Problem details: State the number of lines below in which the word "image" appears. Nothing else belongs in the answer.

----

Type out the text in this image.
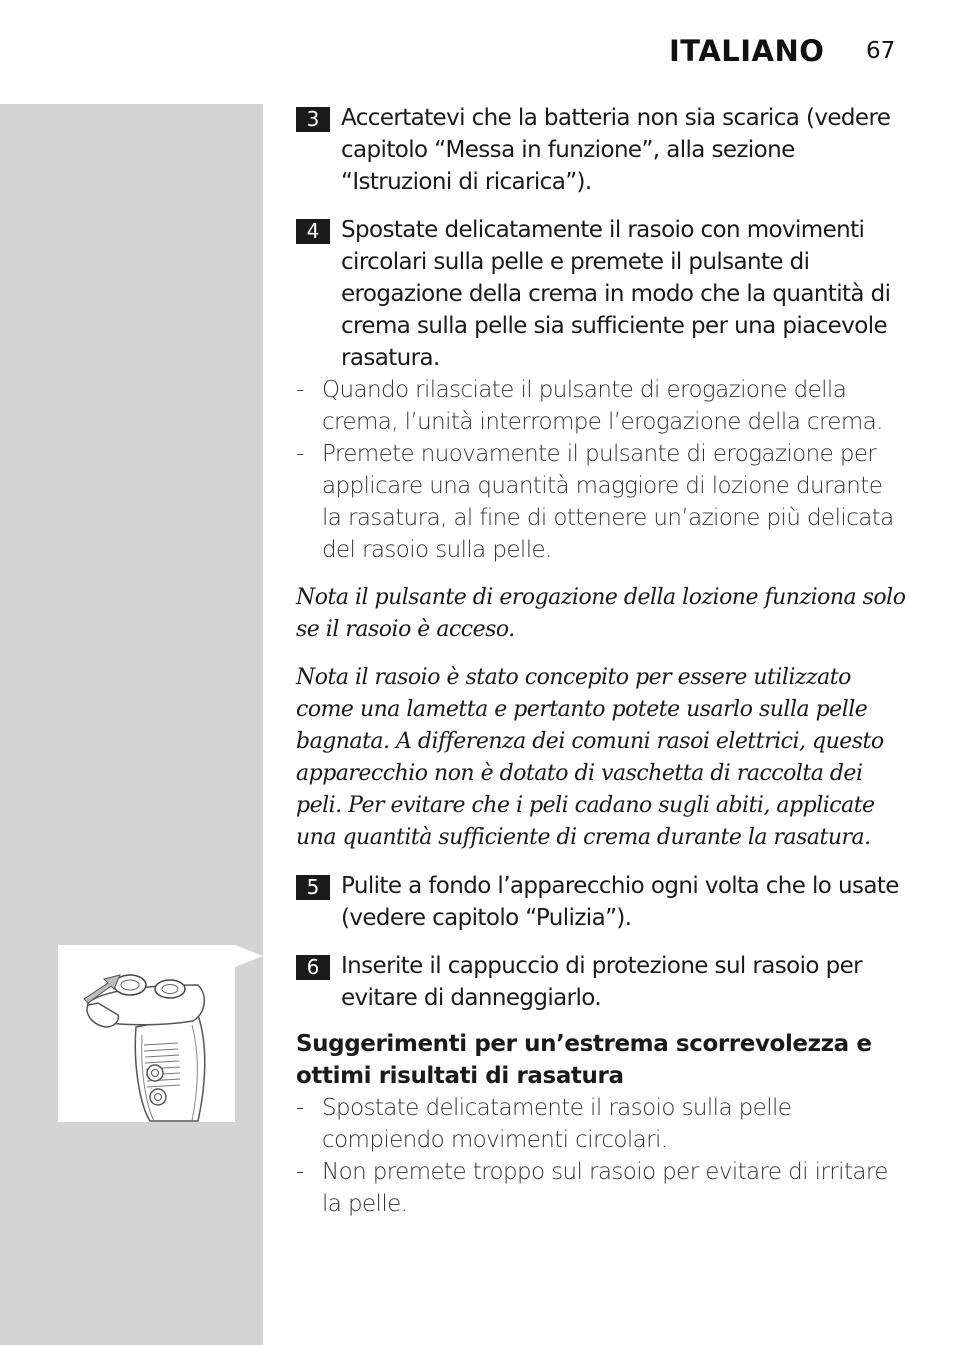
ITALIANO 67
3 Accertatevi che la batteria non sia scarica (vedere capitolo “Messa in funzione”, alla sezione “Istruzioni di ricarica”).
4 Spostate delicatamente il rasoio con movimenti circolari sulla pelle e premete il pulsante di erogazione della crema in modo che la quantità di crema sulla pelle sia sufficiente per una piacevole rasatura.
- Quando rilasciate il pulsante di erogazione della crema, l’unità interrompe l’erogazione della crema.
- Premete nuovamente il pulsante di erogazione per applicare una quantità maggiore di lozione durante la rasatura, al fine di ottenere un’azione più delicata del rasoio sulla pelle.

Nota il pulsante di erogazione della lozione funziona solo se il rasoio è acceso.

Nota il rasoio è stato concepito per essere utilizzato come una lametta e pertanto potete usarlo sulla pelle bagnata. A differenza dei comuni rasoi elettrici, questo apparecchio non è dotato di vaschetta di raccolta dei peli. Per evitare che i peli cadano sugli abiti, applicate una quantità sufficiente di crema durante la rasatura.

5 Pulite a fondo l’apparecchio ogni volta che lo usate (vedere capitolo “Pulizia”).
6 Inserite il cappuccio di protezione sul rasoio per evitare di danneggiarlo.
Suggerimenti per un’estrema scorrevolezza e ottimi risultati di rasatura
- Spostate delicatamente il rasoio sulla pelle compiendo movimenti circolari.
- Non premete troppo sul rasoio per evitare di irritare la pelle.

----

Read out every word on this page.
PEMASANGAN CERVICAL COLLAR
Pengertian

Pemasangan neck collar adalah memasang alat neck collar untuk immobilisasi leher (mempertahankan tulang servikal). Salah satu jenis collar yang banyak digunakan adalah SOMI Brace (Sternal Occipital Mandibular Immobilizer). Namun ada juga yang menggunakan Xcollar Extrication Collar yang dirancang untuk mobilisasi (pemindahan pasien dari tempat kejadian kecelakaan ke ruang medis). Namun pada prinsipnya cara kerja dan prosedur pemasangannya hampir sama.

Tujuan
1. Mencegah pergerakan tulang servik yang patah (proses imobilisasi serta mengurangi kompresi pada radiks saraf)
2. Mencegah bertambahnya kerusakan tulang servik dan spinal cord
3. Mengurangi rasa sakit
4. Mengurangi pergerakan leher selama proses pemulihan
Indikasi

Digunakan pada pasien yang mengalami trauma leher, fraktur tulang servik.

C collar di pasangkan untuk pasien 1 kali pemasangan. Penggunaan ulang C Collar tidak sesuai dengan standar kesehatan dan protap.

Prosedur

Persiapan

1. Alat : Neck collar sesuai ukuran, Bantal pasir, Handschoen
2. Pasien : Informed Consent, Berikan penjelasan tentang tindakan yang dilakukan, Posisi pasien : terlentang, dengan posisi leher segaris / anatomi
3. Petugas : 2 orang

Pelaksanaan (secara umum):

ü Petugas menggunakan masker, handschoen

----

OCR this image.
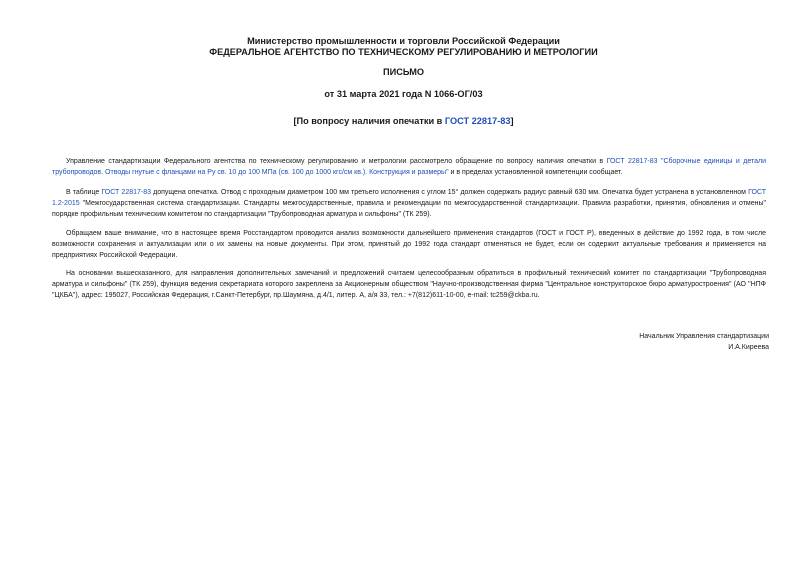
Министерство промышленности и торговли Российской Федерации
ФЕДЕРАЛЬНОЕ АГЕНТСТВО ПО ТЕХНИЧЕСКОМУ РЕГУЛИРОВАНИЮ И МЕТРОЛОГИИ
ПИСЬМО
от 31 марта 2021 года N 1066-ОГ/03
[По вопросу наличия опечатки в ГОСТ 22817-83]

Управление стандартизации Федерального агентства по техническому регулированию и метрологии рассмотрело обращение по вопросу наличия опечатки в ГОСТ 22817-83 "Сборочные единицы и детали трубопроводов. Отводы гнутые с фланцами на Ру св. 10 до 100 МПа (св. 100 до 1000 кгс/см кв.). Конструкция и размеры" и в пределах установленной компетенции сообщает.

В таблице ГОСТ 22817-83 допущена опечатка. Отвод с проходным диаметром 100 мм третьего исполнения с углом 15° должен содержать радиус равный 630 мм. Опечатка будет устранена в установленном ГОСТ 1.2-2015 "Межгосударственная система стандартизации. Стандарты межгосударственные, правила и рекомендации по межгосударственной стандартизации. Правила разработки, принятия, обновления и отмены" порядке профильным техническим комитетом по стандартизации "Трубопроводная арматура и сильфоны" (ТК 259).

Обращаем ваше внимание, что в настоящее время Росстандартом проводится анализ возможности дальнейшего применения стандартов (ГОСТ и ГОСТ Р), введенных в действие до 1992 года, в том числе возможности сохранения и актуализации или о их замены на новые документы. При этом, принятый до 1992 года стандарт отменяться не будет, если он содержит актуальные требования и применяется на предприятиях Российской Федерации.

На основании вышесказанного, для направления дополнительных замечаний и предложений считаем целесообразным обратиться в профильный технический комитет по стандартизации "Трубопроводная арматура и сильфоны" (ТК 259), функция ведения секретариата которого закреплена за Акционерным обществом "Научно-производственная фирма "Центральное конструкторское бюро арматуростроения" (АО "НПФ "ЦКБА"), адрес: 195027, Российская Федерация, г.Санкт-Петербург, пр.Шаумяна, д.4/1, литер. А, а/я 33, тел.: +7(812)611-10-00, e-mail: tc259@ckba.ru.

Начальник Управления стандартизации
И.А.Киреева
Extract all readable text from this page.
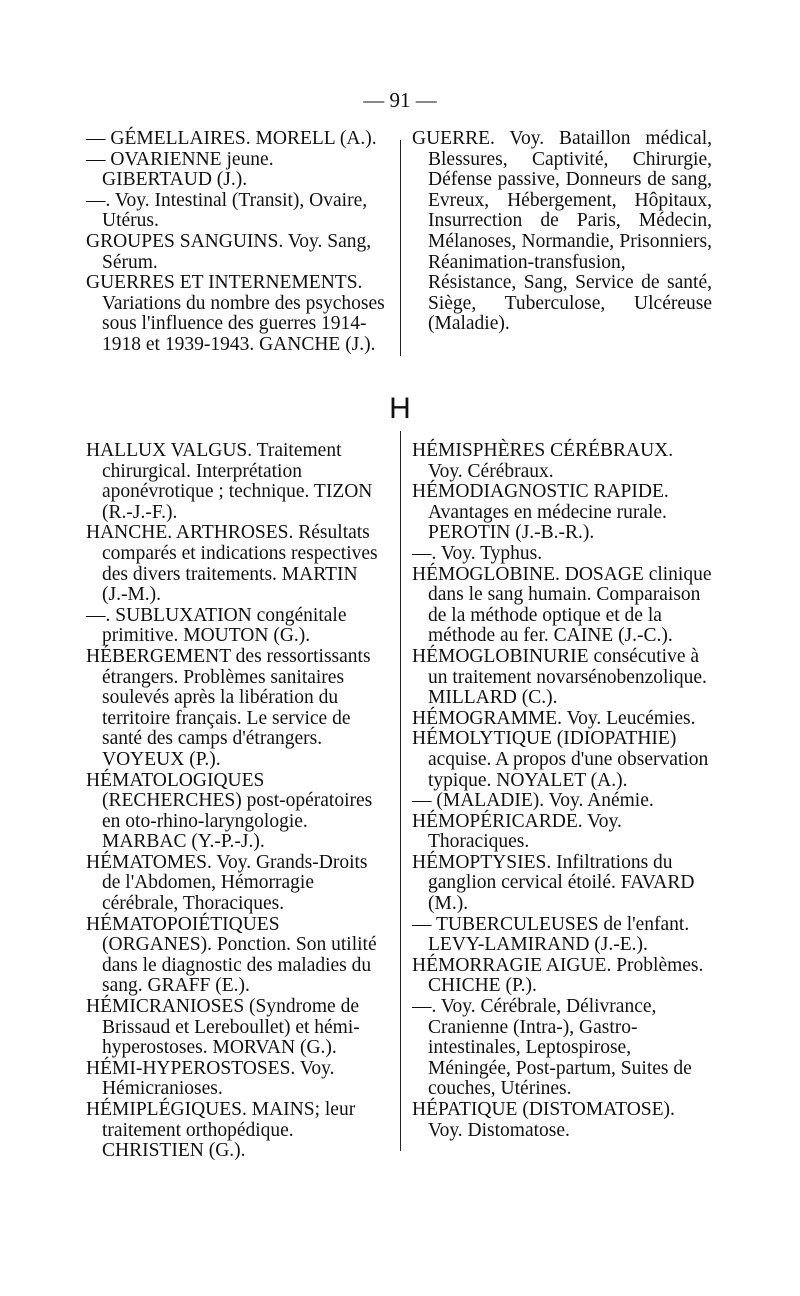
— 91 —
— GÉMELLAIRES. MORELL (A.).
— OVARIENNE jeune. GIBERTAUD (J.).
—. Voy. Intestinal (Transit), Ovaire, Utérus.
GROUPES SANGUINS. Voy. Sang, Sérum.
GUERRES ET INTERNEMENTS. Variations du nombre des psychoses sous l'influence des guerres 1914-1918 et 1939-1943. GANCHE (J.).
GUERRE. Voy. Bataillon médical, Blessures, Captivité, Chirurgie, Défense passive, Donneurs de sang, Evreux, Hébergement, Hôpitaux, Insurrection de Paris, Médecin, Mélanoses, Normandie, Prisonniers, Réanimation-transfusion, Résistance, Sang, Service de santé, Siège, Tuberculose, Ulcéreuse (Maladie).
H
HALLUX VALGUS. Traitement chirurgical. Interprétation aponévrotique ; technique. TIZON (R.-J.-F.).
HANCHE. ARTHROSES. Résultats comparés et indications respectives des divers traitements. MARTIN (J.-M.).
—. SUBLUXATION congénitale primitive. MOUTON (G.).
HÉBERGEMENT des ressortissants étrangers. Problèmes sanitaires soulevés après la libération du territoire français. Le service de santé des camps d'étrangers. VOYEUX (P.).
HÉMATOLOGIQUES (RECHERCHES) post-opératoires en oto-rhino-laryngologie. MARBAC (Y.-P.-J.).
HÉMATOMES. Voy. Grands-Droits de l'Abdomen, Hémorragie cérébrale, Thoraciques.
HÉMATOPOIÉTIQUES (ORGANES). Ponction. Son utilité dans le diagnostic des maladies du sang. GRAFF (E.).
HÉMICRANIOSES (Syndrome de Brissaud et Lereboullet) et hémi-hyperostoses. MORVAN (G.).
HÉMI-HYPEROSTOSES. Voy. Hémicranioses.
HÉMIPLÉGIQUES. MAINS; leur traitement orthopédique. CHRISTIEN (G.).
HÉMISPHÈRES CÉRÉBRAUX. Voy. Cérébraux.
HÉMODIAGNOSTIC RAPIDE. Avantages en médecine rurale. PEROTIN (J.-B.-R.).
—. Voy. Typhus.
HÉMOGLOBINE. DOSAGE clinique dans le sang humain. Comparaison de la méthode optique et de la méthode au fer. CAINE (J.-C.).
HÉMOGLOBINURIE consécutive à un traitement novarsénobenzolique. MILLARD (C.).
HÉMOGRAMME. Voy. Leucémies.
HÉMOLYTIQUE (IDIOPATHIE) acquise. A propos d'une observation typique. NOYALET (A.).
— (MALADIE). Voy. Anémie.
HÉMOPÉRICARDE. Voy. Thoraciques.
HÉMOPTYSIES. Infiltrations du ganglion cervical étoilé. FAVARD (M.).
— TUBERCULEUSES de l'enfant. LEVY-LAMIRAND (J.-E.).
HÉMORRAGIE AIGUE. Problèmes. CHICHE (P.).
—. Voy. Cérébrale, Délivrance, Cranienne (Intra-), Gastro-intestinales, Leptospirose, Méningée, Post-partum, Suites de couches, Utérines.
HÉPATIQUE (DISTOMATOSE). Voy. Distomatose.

----

Written answer: 2